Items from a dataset
-------------------------

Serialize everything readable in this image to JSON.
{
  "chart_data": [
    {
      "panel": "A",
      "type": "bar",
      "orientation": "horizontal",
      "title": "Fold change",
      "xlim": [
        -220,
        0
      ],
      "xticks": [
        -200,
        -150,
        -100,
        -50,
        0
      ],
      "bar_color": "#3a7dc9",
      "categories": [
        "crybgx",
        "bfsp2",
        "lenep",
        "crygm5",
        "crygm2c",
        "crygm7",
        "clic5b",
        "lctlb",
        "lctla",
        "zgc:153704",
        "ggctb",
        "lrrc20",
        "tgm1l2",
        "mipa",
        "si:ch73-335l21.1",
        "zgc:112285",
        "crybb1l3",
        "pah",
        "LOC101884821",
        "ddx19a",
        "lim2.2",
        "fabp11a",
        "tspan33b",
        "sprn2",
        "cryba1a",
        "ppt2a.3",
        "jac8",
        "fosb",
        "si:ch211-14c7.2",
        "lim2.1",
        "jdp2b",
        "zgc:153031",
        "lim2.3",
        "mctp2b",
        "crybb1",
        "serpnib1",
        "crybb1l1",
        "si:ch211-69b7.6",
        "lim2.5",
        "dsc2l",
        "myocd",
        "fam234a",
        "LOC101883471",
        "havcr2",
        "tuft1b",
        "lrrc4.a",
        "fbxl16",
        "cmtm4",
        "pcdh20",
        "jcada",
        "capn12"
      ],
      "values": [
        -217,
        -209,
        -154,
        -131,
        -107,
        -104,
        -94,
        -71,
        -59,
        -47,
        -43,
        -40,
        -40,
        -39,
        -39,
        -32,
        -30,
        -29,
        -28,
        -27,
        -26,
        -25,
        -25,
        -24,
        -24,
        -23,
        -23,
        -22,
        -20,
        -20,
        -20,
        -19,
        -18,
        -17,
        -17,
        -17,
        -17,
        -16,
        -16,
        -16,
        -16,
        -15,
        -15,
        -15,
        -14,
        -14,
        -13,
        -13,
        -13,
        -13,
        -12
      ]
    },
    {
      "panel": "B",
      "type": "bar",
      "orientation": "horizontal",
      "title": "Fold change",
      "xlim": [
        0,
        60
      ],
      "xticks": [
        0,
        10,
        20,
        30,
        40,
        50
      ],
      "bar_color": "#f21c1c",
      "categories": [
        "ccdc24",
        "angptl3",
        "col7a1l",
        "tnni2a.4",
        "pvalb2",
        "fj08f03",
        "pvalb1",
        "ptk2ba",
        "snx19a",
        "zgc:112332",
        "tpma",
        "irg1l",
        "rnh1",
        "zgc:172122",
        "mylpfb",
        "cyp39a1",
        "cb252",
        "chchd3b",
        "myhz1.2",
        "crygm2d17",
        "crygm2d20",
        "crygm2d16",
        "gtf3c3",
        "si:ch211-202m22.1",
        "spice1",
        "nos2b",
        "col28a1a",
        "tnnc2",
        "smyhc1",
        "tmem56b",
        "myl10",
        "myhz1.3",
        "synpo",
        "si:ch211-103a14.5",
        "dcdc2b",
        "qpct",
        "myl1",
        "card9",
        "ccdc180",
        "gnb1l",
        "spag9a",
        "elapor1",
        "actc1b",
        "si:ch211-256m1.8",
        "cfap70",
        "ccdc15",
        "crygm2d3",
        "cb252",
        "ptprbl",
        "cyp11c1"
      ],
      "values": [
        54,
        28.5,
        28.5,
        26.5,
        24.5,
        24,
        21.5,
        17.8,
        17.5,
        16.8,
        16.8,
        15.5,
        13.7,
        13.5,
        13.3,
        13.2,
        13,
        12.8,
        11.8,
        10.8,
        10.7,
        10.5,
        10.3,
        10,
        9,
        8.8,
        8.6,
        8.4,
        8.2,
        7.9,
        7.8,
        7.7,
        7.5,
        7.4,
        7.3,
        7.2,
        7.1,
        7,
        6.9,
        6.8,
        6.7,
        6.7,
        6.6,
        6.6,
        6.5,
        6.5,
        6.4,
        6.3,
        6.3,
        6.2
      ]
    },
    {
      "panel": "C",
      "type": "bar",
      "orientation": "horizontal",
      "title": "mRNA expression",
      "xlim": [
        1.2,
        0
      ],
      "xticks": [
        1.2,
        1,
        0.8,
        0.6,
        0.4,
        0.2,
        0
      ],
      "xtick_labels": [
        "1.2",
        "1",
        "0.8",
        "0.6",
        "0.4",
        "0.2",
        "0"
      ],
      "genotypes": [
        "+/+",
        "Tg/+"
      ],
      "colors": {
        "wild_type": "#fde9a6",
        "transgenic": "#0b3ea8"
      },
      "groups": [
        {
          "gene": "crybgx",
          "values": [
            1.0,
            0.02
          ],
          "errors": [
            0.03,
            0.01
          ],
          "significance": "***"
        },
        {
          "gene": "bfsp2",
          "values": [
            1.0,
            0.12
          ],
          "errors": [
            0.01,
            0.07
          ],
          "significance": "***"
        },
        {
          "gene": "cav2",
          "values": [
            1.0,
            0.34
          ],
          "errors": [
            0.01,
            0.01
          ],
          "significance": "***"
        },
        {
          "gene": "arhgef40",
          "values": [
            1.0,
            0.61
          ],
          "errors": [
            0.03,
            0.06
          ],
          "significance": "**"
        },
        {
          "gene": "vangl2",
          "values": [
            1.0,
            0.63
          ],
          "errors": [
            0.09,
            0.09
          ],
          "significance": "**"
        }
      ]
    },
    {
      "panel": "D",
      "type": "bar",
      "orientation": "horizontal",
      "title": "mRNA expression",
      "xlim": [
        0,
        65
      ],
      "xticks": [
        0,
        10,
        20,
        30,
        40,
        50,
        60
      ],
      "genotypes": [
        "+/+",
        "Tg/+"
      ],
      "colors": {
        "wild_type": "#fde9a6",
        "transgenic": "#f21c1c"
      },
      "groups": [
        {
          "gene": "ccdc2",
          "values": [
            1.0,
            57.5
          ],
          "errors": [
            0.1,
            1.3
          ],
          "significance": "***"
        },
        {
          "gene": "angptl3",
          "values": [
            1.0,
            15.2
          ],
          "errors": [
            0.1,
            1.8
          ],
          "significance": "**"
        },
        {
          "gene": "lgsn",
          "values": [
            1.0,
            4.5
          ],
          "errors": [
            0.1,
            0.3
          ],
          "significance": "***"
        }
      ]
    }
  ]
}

-------------------------

### Task prompt
The entries above must be transcribed word for word.

### Answer section
Serialize everything readable in this image to JSON.
{
  "chart_data": [
    {
      "panel": "A",
      "type": "bar",
      "orientation": "horizontal",
      "title": "Fold change",
      "xlim": [
        -220,
        0
      ],
      "xticks": [
        -200,
        -150,
        -100,
        -50,
        0
      ],
      "bar_color": "#3a7dc9",
      "categories": [
        "crybgx",
        "bfsp2",
        "lenep",
        "crygm5",
        "crygm2c",
        "crygm7",
        "clic5b",
        "lctlb",
        "lctla",
        "zgc:153704",
        "ggctb",
        "lrrc20",
        "tgm1l2",
        "mipa",
        "si:ch73-335l21.1",
        "zgc:112285",
        "crybb1l3",
        "pah",
        "LOC101884821",
        "ddx19a",
        "lim2.2",
        "fabp11a",
        "tspan33b",
        "sprn2",
        "cryba1a",
        "ppt2a.3",
        "jac8",
        "fosb",
        "si:ch211-14c7.2",
        "lim2.1",
        "jdp2b",
        "zgc:153031",
        "lim2.3",
        "mctp2b",
        "crybb1",
        "serpnib1",
        "crybb1l1",
        "si:ch211-69b7.6",
        "lim2.5",
        "dsc2l",
        "myocd",
        "fam234a",
        "LOC101883471",
        "havcr2",
        "tuft1b",
        "lrrc4.a",
        "fbxl16",
        "cmtm4",
        "pcdh20",
        "jcada",
        "capn12"
      ],
      "values": [
        -217,
        -209,
        -154,
        -131,
        -107,
        -104,
        -94,
        -71,
        -59,
        -47,
        -43,
        -40,
        -40,
        -39,
        -39,
        -32,
        -30,
        -29,
        -28,
        -27,
        -26,
        -25,
        -25,
        -24,
        -24,
        -23,
        -23,
        -22,
        -20,
        -20,
        -20,
        -19,
        -18,
        -17,
        -17,
        -17,
        -17,
        -16,
        -16,
        -16,
        -16,
        -15,
        -15,
        -15,
        -14,
        -14,
        -13,
        -13,
        -13,
        -13,
        -12
      ]
    },
    {
      "panel": "B",
      "type": "bar",
      "orientation": "horizontal",
      "title": "Fold change",
      "xlim": [
        0,
        60
      ],
      "xticks": [
        0,
        10,
        20,
        30,
        40,
        50
      ],
      "bar_color": "#f21c1c",
      "categories": [
        "ccdc24",
        "angptl3",
        "col7a1l",
        "tnni2a.4",
        "pvalb2",
        "fj08f03",
        "pvalb1",
        "ptk2ba",
        "snx19a",
        "zgc:112332",
        "tpma",
        "irg1l",
        "rnh1",
        "zgc:172122",
        "mylpfb",
        "cyp39a1",
        "cb252",
        "chchd3b",
        "myhz1.2",
        "crygm2d17",
        "crygm2d20",
        "crygm2d16",
        "gtf3c3",
        "si:ch211-202m22.1",
        "spice1",
        "nos2b",
        "col28a1a",
        "tnnc2",
        "smyhc1",
        "tmem56b",
        "myl10",
        "myhz1.3",
        "synpo",
        "si:ch211-103a14.5",
        "dcdc2b",
        "qpct",
        "myl1",
        "card9",
        "ccdc180",
        "gnb1l",
        "spag9a",
        "elapor1",
        "actc1b",
        "si:ch211-256m1.8",
        "cfap70",
        "ccdc15",
        "crygm2d3",
        "cb252",
        "ptprbl",
        "cyp11c1"
      ],
      "values": [
        54,
        28.5,
        28.5,
        26.5,
        24.5,
        24,
        21.5,
        17.8,
        17.5,
        16.8,
        16.8,
        15.5,
        13.7,
        13.5,
        13.3,
        13.2,
        13,
        12.8,
        11.8,
        10.8,
        10.7,
        10.5,
        10.3,
        10,
        9,
        8.8,
        8.6,
        8.4,
        8.2,
        7.9,
        7.8,
        7.7,
        7.5,
        7.4,
        7.3,
        7.2,
        7.1,
        7,
        6.9,
        6.8,
        6.7,
        6.7,
        6.6,
        6.6,
        6.5,
        6.5,
        6.4,
        6.3,
        6.3,
        6.2
      ]
    },
    {
      "panel": "C",
      "type": "bar",
      "orientation": "horizontal",
      "title": "mRNA expression",
      "xlim": [
        1.2,
        0
      ],
      "xticks": [
        1.2,
        1,
        0.8,
        0.6,
        0.4,
        0.2,
        0
      ],
      "xtick_labels": [
        "1.2",
        "1",
        "0.8",
        "0.6",
        "0.4",
        "0.2",
        "0"
      ],
      "genotypes": [
        "+/+",
        "Tg/+"
      ],
      "colors": {
        "wild_type": "#fde9a6",
        "transgenic": "#0b3ea8"
      },
      "groups": [
        {
          "gene": "crybgx",
          "values": [
            1.0,
            0.02
          ],
          "errors": [
            0.03,
            0.01
          ],
          "significance": "***"
        },
        {
          "gene": "bfsp2",
          "values": [
            1.0,
            0.12
          ],
          "errors": [
            0.01,
            0.07
          ],
          "significance": "***"
        },
        {
          "gene": "cav2",
          "values": [
            1.0,
            0.34
          ],
          "errors": [
            0.01,
            0.01
          ],
          "significance": "***"
        },
        {
          "gene": "arhgef40",
          "values": [
            1.0,
            0.61
          ],
          "errors": [
            0.03,
            0.06
          ],
          "significance": "**"
        },
        {
          "gene": "vangl2",
          "values": [
            1.0,
            0.63
          ],
          "errors": [
            0.09,
            0.09
          ],
          "significance": "**"
        }
      ]
    },
    {
      "panel": "D",
      "type": "bar",
      "orientation": "horizontal",
      "title": "mRNA expression",
      "xlim": [
        0,
        65
      ],
      "xticks": [
        0,
        10,
        20,
        30,
        40,
        50,
        60
      ],
      "genotypes": [
        "+/+",
        "Tg/+"
      ],
      "colors": {
        "wild_type": "#fde9a6",
        "transgenic": "#f21c1c"
      },
      "groups": [
        {
          "gene": "ccdc2",
          "values": [
            1.0,
            57.5
          ],
          "errors": [
            0.1,
            1.3
          ],
          "significance": "***"
        },
        {
          "gene": "angptl3",
          "values": [
            1.0,
            15.2
          ],
          "errors": [
            0.1,
            1.8
          ],
          "significance": "**"
        },
        {
          "gene": "lgsn",
          "values": [
            1.0,
            4.5
          ],
          "errors": [
            0.1,
            0.3
          ],
          "significance": "***"
        }
      ]
    }
  ]
}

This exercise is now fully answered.